- **Set task**
Copy the lines that follow, keeping every character the same.

- **Dataset entries**
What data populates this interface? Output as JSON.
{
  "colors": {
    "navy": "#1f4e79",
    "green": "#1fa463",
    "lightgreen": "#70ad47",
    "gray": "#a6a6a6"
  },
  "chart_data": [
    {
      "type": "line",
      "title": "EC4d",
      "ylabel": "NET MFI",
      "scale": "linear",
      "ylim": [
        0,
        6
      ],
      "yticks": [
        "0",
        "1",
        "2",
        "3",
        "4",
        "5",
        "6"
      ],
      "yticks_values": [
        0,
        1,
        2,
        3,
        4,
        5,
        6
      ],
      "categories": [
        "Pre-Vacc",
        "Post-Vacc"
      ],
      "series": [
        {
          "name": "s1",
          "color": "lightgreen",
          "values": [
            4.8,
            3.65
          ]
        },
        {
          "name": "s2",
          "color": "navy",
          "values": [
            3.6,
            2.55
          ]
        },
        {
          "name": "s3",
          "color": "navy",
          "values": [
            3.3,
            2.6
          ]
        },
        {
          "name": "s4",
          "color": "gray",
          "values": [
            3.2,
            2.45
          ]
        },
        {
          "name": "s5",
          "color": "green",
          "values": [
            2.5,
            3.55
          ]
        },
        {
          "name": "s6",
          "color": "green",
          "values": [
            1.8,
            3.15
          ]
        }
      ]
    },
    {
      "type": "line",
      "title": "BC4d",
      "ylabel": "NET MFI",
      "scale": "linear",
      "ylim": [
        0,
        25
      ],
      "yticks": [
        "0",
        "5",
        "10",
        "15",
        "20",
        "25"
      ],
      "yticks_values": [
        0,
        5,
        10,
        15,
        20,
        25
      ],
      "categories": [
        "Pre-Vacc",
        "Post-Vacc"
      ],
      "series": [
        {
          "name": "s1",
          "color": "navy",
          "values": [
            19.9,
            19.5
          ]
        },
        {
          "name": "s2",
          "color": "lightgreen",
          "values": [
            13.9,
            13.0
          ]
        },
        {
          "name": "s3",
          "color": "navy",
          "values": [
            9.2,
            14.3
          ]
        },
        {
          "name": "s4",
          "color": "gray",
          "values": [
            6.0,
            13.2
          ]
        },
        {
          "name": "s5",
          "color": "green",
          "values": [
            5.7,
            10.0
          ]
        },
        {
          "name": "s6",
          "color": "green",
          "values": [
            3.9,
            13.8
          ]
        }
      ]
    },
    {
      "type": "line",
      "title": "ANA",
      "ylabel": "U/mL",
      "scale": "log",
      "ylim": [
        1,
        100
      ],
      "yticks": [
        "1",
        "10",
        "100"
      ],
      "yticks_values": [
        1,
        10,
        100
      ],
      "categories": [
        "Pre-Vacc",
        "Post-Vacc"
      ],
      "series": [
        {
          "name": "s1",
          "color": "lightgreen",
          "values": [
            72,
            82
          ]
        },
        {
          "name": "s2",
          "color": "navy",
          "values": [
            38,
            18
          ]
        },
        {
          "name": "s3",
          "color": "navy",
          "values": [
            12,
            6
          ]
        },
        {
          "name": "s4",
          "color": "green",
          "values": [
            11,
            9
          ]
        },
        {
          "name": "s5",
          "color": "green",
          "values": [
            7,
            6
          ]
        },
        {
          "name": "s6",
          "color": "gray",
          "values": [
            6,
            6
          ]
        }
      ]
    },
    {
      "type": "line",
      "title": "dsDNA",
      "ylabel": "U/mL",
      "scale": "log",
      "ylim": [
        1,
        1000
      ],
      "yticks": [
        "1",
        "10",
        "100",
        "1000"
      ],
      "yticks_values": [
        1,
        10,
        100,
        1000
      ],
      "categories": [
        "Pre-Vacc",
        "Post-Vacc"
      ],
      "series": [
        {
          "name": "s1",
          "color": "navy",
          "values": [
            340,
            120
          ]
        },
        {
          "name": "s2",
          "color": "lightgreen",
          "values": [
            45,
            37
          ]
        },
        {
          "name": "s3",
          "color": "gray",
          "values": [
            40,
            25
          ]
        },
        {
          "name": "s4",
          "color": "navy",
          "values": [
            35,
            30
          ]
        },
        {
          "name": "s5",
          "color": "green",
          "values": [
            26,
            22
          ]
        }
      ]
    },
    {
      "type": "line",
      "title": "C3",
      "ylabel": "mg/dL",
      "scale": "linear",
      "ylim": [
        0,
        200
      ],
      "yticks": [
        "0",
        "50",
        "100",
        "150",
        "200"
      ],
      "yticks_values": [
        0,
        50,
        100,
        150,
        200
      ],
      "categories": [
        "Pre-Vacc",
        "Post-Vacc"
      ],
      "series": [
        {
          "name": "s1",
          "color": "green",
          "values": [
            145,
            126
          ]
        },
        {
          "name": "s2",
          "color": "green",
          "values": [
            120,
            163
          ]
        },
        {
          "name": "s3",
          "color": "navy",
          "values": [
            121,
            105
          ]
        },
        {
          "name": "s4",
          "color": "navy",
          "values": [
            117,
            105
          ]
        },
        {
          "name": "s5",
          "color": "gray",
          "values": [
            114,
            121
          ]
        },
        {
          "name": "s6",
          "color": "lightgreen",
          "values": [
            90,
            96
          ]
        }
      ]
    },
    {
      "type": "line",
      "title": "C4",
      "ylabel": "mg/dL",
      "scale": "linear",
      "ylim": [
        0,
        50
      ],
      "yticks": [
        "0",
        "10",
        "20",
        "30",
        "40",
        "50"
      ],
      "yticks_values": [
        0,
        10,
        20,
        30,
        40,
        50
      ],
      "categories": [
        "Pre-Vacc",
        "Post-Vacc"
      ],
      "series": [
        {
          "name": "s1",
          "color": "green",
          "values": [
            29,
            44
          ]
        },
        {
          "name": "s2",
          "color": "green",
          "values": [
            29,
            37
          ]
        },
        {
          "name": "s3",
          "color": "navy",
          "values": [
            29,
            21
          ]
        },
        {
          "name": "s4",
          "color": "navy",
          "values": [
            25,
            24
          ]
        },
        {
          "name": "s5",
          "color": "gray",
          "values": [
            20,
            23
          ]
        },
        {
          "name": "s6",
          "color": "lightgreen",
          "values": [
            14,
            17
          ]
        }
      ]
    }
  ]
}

- **Reply to the exercise**
What data populates this interface? Output as JSON.
{
  "colors": {
    "navy": "#1f4e79",
    "green": "#1fa463",
    "lightgreen": "#70ad47",
    "gray": "#a6a6a6"
  },
  "chart_data": [
    {
      "type": "line",
      "title": "EC4d",
      "ylabel": "NET MFI",
      "scale": "linear",
      "ylim": [
        0,
        6
      ],
      "yticks": [
        "0",
        "1",
        "2",
        "3",
        "4",
        "5",
        "6"
      ],
      "yticks_values": [
        0,
        1,
        2,
        3,
        4,
        5,
        6
      ],
      "categories": [
        "Pre-Vacc",
        "Post-Vacc"
      ],
      "series": [
        {
          "name": "s1",
          "color": "lightgreen",
          "values": [
            4.8,
            3.65
          ]
        },
        {
          "name": "s2",
          "color": "navy",
          "values": [
            3.6,
            2.55
          ]
        },
        {
          "name": "s3",
          "color": "navy",
          "values": [
            3.3,
            2.6
          ]
        },
        {
          "name": "s4",
          "color": "gray",
          "values": [
            3.2,
            2.45
          ]
        },
        {
          "name": "s5",
          "color": "green",
          "values": [
            2.5,
            3.55
          ]
        },
        {
          "name": "s6",
          "color": "green",
          "values": [
            1.8,
            3.15
          ]
        }
      ]
    },
    {
      "type": "line",
      "title": "BC4d",
      "ylabel": "NET MFI",
      "scale": "linear",
      "ylim": [
        0,
        25
      ],
      "yticks": [
        "0",
        "5",
        "10",
        "15",
        "20",
        "25"
      ],
      "yticks_values": [
        0,
        5,
        10,
        15,
        20,
        25
      ],
      "categories": [
        "Pre-Vacc",
        "Post-Vacc"
      ],
      "series": [
        {
          "name": "s1",
          "color": "navy",
          "values": [
            19.9,
            19.5
          ]
        },
        {
          "name": "s2",
          "color": "lightgreen",
          "values": [
            13.9,
            13.0
          ]
        },
        {
          "name": "s3",
          "color": "navy",
          "values": [
            9.2,
            14.3
          ]
        },
        {
          "name": "s4",
          "color": "gray",
          "values": [
            6.0,
            13.2
          ]
        },
        {
          "name": "s5",
          "color": "green",
          "values": [
            5.7,
            10.0
          ]
        },
        {
          "name": "s6",
          "color": "green",
          "values": [
            3.9,
            13.8
          ]
        }
      ]
    },
    {
      "type": "line",
      "title": "ANA",
      "ylabel": "U/mL",
      "scale": "log",
      "ylim": [
        1,
        100
      ],
      "yticks": [
        "1",
        "10",
        "100"
      ],
      "yticks_values": [
        1,
        10,
        100
      ],
      "categories": [
        "Pre-Vacc",
        "Post-Vacc"
      ],
      "series": [
        {
          "name": "s1",
          "color": "lightgreen",
          "values": [
            72,
            82
          ]
        },
        {
          "name": "s2",
          "color": "navy",
          "values": [
            38,
            18
          ]
        },
        {
          "name": "s3",
          "color": "navy",
          "values": [
            12,
            6
          ]
        },
        {
          "name": "s4",
          "color": "green",
          "values": [
            11,
            9
          ]
        },
        {
          "name": "s5",
          "color": "green",
          "values": [
            7,
            6
          ]
        },
        {
          "name": "s6",
          "color": "gray",
          "values": [
            6,
            6
          ]
        }
      ]
    },
    {
      "type": "line",
      "title": "dsDNA",
      "ylabel": "U/mL",
      "scale": "log",
      "ylim": [
        1,
        1000
      ],
      "yticks": [
        "1",
        "10",
        "100",
        "1000"
      ],
      "yticks_values": [
        1,
        10,
        100,
        1000
      ],
      "categories": [
        "Pre-Vacc",
        "Post-Vacc"
      ],
      "series": [
        {
          "name": "s1",
          "color": "navy",
          "values": [
            340,
            120
          ]
        },
        {
          "name": "s2",
          "color": "lightgreen",
          "values": [
            45,
            37
          ]
        },
        {
          "name": "s3",
          "color": "gray",
          "values": [
            40,
            25
          ]
        },
        {
          "name": "s4",
          "color": "navy",
          "values": [
            35,
            30
          ]
        },
        {
          "name": "s5",
          "color": "green",
          "values": [
            26,
            22
          ]
        }
      ]
    },
    {
      "type": "line",
      "title": "C3",
      "ylabel": "mg/dL",
      "scale": "linear",
      "ylim": [
        0,
        200
      ],
      "yticks": [
        "0",
        "50",
        "100",
        "150",
        "200"
      ],
      "yticks_values": [
        0,
        50,
        100,
        150,
        200
      ],
      "categories": [
        "Pre-Vacc",
        "Post-Vacc"
      ],
      "series": [
        {
          "name": "s1",
          "color": "green",
          "values": [
            145,
            126
          ]
        },
        {
          "name": "s2",
          "color": "green",
          "values": [
            120,
            163
          ]
        },
        {
          "name": "s3",
          "color": "navy",
          "values": [
            121,
            105
          ]
        },
        {
          "name": "s4",
          "color": "navy",
          "values": [
            117,
            105
          ]
        },
        {
          "name": "s5",
          "color": "gray",
          "values": [
            114,
            121
          ]
        },
        {
          "name": "s6",
          "color": "lightgreen",
          "values": [
            90,
            96
          ]
        }
      ]
    },
    {
      "type": "line",
      "title": "C4",
      "ylabel": "mg/dL",
      "scale": "linear",
      "ylim": [
        0,
        50
      ],
      "yticks": [
        "0",
        "10",
        "20",
        "30",
        "40",
        "50"
      ],
      "yticks_values": [
        0,
        10,
        20,
        30,
        40,
        50
      ],
      "categories": [
        "Pre-Vacc",
        "Post-Vacc"
      ],
      "series": [
        {
          "name": "s1",
          "color": "green",
          "values": [
            29,
            44
          ]
        },
        {
          "name": "s2",
          "color": "green",
          "values": [
            29,
            37
          ]
        },
        {
          "name": "s3",
          "color": "navy",
          "values": [
            29,
            21
          ]
        },
        {
          "name": "s4",
          "color": "navy",
          "values": [
            25,
            24
          ]
        },
        {
          "name": "s5",
          "color": "gray",
          "values": [
            20,
            23
          ]
        },
        {
          "name": "s6",
          "color": "lightgreen",
          "values": [
            14,
            17
          ]
        }
      ]
    }
  ]
}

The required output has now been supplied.